▶ _WRITTEN INSTRUCTION_: State only the number of lines that contain the string "English".

··· EXCERPTED RECORDS

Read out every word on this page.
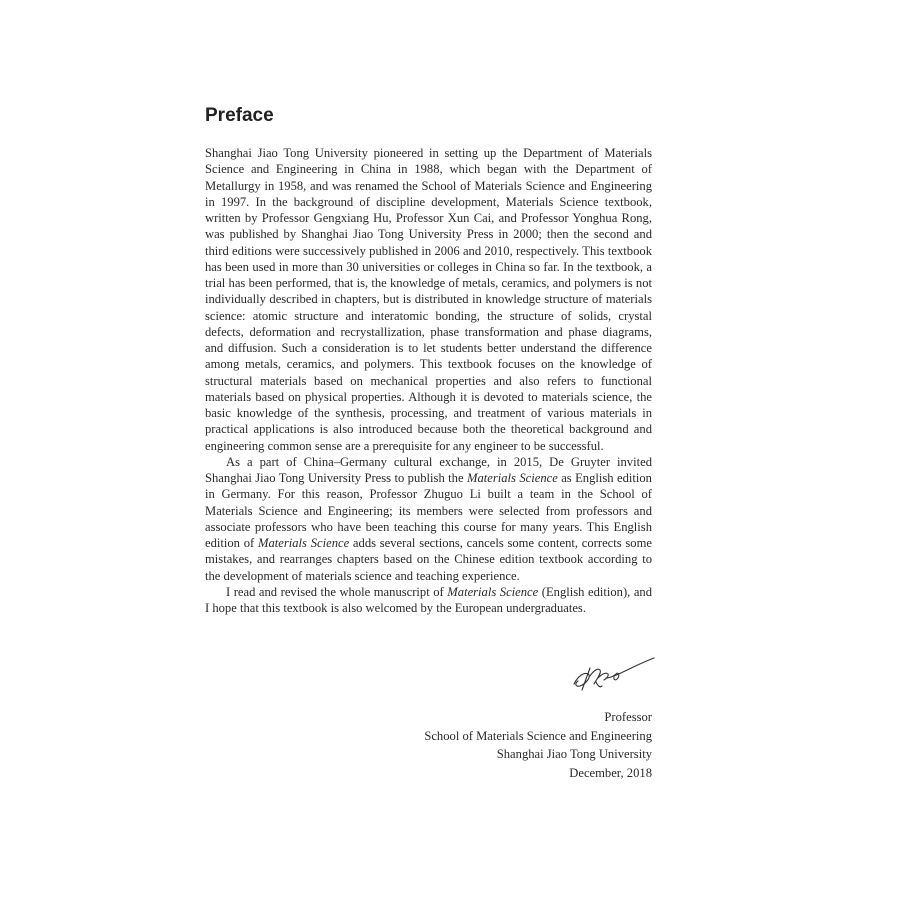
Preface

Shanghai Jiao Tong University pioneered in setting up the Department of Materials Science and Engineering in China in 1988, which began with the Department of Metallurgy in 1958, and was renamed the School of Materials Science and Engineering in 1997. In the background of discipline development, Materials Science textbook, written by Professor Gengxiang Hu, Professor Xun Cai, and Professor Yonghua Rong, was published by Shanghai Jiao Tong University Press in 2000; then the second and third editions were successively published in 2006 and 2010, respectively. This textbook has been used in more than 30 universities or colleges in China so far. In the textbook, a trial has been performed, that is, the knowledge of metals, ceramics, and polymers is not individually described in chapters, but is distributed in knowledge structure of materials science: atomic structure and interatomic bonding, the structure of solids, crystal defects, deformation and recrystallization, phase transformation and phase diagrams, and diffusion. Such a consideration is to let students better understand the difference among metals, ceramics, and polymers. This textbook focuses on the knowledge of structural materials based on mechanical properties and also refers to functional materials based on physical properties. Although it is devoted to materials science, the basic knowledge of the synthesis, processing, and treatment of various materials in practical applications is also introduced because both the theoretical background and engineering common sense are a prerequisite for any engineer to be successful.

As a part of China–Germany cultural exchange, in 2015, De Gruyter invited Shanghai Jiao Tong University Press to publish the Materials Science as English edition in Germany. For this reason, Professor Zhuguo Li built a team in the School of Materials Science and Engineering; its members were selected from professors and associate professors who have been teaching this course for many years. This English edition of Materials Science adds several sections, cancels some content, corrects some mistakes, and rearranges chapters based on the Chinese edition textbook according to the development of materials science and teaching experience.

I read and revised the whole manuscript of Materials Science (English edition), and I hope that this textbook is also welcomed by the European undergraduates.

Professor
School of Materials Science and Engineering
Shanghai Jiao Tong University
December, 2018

······

▶ _ANSWER FOR THE TASK_: 2